--- Start Provided data ---

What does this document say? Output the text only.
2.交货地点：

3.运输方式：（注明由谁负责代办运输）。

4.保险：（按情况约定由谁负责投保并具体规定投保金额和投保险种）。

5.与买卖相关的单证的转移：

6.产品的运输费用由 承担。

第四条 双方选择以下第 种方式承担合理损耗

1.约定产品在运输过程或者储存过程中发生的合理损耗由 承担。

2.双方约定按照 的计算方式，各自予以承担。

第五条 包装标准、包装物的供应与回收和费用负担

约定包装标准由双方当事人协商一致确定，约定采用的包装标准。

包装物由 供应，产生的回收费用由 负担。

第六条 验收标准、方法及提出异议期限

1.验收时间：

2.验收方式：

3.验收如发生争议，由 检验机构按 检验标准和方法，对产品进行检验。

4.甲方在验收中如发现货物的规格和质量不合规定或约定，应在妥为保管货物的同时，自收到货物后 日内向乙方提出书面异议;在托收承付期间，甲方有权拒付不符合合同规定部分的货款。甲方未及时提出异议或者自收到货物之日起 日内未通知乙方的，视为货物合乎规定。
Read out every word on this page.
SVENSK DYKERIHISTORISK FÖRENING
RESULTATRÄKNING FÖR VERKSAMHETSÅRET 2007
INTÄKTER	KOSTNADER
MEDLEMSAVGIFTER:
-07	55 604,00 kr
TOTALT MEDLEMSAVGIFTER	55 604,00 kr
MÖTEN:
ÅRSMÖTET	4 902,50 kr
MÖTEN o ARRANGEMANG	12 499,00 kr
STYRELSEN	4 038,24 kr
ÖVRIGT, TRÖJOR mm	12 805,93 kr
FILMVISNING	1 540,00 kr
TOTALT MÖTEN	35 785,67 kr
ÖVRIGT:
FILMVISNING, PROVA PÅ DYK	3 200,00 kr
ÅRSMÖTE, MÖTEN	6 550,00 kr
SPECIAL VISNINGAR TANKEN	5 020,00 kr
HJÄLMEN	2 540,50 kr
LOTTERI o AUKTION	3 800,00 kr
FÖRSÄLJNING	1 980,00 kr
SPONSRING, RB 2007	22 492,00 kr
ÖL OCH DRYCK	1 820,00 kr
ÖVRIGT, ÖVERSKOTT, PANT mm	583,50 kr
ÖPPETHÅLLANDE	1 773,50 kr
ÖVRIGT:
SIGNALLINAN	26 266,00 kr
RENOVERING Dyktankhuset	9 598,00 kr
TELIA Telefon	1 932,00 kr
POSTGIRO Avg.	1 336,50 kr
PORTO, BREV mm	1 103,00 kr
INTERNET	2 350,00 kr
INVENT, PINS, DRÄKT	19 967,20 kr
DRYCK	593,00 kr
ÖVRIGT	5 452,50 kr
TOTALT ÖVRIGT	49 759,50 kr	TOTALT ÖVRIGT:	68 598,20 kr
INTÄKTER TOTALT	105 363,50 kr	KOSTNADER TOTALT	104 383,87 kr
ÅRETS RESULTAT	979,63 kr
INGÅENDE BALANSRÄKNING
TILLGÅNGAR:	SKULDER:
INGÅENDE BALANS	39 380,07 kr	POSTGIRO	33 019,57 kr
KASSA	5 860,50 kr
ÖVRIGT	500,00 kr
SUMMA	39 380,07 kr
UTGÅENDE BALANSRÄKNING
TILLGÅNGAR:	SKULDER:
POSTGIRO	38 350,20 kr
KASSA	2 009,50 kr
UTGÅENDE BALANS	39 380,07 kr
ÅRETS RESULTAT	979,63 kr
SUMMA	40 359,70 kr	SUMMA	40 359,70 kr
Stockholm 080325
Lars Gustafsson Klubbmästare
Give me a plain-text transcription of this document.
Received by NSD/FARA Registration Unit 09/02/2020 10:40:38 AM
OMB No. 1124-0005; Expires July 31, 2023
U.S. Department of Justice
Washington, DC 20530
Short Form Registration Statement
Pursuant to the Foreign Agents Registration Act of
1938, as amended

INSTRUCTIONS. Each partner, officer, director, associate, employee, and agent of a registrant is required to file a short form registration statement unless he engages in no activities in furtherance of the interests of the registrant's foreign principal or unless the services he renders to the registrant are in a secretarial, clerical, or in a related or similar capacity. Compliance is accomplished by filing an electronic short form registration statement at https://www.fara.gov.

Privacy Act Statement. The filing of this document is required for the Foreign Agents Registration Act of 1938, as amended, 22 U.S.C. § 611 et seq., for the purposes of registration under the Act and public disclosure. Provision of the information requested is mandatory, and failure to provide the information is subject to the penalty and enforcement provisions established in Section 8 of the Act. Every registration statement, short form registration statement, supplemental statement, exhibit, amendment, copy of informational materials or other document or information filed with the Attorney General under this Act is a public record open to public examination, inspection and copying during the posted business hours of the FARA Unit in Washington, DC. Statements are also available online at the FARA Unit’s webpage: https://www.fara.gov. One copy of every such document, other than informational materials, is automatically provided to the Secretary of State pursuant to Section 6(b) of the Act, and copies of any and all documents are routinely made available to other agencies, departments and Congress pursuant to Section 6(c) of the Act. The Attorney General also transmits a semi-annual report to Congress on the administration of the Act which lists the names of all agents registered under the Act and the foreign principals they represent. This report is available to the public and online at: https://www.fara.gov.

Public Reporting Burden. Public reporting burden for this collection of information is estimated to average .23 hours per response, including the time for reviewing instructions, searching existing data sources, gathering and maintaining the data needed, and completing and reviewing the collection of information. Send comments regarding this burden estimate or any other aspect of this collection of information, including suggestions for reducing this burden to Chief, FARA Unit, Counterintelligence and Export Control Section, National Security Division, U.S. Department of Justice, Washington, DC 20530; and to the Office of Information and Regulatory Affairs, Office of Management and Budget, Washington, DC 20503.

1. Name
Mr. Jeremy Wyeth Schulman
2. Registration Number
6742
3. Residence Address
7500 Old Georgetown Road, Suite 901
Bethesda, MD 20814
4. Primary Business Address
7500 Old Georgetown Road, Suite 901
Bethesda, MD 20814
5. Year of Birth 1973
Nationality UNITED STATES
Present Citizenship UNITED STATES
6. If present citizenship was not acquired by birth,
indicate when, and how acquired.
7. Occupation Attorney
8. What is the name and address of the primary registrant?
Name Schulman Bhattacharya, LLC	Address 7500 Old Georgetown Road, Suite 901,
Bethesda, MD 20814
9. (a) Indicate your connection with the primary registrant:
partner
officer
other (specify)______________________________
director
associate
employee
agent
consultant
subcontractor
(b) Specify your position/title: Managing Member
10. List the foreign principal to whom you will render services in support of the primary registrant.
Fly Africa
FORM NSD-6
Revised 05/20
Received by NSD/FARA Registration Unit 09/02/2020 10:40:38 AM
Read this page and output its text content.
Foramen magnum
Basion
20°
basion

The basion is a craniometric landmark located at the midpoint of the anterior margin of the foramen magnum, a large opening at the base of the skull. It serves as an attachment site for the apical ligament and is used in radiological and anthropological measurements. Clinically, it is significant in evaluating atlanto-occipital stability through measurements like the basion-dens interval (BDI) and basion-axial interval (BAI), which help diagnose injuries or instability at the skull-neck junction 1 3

--- End Provided data ---

Task brief
Give solely the number of lines in the data that contain the string "acquired".

Result
2